State only how many lines below include the string "CURRENT".

++++

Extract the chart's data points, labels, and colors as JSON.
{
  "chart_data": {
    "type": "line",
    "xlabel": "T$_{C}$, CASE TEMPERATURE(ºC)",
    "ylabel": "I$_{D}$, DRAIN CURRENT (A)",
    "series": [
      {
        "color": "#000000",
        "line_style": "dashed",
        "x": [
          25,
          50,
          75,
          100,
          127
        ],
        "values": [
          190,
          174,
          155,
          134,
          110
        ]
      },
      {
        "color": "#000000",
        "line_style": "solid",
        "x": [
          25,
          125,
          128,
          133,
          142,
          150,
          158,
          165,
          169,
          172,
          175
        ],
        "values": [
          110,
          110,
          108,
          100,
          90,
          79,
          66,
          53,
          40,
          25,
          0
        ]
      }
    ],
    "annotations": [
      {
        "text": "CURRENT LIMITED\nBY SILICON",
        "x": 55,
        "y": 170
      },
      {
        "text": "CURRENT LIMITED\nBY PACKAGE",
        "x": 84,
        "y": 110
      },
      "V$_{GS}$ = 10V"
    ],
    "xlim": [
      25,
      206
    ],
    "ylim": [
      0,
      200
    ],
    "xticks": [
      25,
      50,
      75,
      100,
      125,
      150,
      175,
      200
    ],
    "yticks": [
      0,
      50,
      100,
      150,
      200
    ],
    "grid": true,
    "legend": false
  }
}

++++

## FULL ANSWER:
3